#### Problem to work on:
Provide only the number of lines where "étiquette" occurs.

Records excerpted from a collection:
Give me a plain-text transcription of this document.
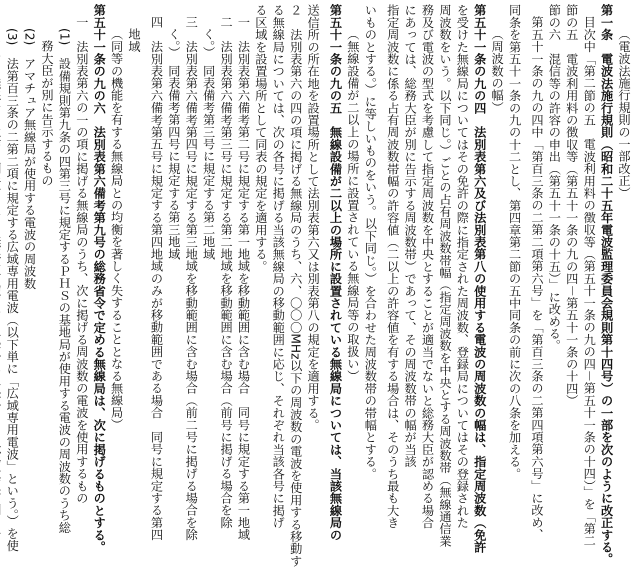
（電波法施行規則の一部改正）
第一条　電波法施行規則（昭和二十五年電波監理委員会規則第十四号）の一部を次のように改正する。
目次中「第二節の五　電波利用料の徴収等（第五十一条の九の四－第五十一条の十四）」を「第二
節の五　電波利用料の徴収等（第五十一条の九の四－第五十一条の十四）
節の六　混信等の許容の申出（第五十一条の十五）」に改める。
第五十一条の九の四中「第百三条の二第二項第六号」を「第百三条の二第四項第六号」に改め、
同条を第五十一条の九の十二とし、第四章第二節の五中同条の前に次の八条を加える。
（周波数の幅）
第五十一条の九の四　法別表第六及び法別表第八の使用する電波の周波数の幅は、指定周波数（免許
を受けた無線局についてはその免許の際に指定された周波数、登録局についてはその登録された
周波数をいう。以下同じ。）ごとの占有周波数帯幅（指定周波数を中央とする周波数帯（無線通信業
務及び電波の型式を考慮して指定周波数を中央とすることが適当でないと総務大臣が認める場合
にあっては、総務大臣が別に告示する周波数帯）であって、その周波数帯の幅が当該
指定周波数に係る占有周波数帯幅の許容値（二以上の許容値を有する場合は、そのうち最も大き
いものとする。）に等しいものをいう。以下同じ。）を合わせた周波数帯の帯幅とする。
（無線設備が二以上の場所に設置されている無線局等の取扱い）
第五十一条の九の五　無線設備が二以上の場所に設置されている無線局については、当該無線局の
送信所の所在地を設置場所として法別表第六又は別表第八の規定を適用する。
２　法別表第六の四の項に掲げる無線局のうち、六、〇〇〇MHz以下の周波数の電波を使用する移動す
る無線局については、次の各号に掲げる当該無線局の移動範囲に応じ、それぞれ当該各号に掲げ
る区域を設置場所として同表の規定を適用する。
一　法別表第六備考第二号に規定する第一地域を移動範囲に含む場合　同号に規定する第一地域
二　法別表第六備考第三号に規定する第二地域を移動範囲に含む場合（前号に掲げる場合を除
く。）　同表備考第三号に規定する第二地域
三　法別表第六備考第四号に規定する第三地域を移動範囲に含む場合（前二号に掲げる場合を除
く。）　同表備考第四号に規定する第三地域
四　法別表第六備考第五号に規定する第四地域のみが移動範囲である場合　同号に規定する第四
地域
（同等の機能を有する無線局との均衡を著しく失することとなる無線局）
第五十一条の九の六　法別表第六備考第九号の総務省令で定める無線局は、次に掲げるものとする。
一　法別表第六の一の項に掲げる無線局のうち、次に掲げる周波数の電波を使用するもの
(1)　設備規則第九条の四第三号に規定するＰＨＳの基地局が使用する電波の周波数のうち総
務大臣が別に告示するもの
(2)　アマチュア無線局が使用する電波の周波数
(3)　法第百三条の二第二項に規定する広域専用電波（以下単に「広域専用電波」という。）を使
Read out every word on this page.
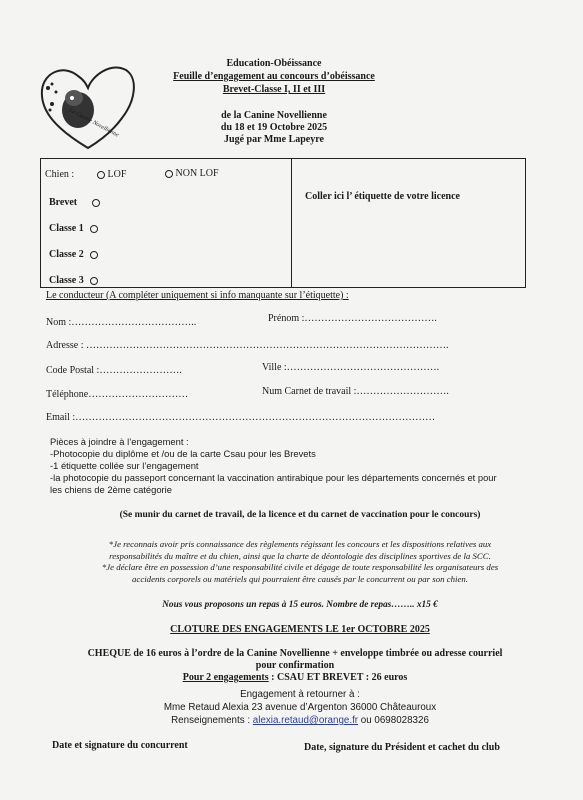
La Canine Novellienne
Education-Obéissance
Feuille d’engagement au concours d’obéissance
Brevet-Classe I, II et III
de la Canine Novellienne
du 18 et 19 Octobre 2025
Jugé par Mme Lapeyre
Chien :	LOF	NON LOF
Brevet
Classe 1
Classe 2
Classe 3
Coller ici l’ étiquette de votre licence
Le conducteur (A compléter uniquement si info manquante sur l’étiquette) :
Nom :………………………………..	Prénom :………………………………….
Adresse : ……………………………………………………………………………………………….
Code Postal :…………………….	Ville :……………………………………….
Téléphone…………………………	Num Carnet de travail :……………………….
Email :………………………………………………………………………………………………
Pièces à joindre à l’engagement :
-Photocopie du diplôme et /ou de la carte Csau pour les Brevets
-1 étiquette collée sur l’engagement
-la photocopie du passeport concernant la vaccination antirabique pour les départements concernés et pour
les chiens de 2ème catégorie
(Se munir du carnet de travail, de la licence et du carnet de vaccination pour le concours)
*Je reconnais avoir pris connaissance des règlements régissant les concours et les dispositions relatives aux
responsabilités du maître et du chien, ainsi que la charte de déontologie des disciplines sportives de la SCC.
*Je déclare être en possession d’une responsabilité civile et dégage de toute responsabilité les organisateurs des
accidents corporels ou matériels qui pourraient être causés par le concurrent ou par son chien.
Nous vous proposons un repas à 15 euros. Nombre de repas…….. x15 €
CLOTURE DES ENGAGEMENTS LE 1er OCTOBRE 2025
CHEQUE de 16 euros à l’ordre de la Canine Novellienne + enveloppe timbrée ou adresse courriel
pour confirmation
Pour 2 engagements : CSAU ET BREVET : 26 euros
Engagement à retourner à :
Mme Retaud Alexia 23 avenue d’Argenton 36000 Châteauroux
Renseignements : alexia.retaud@orange.fr ou 0698028326
Date et signature du concurrent	Date, signature du Président et cachet du club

#### Full response:
3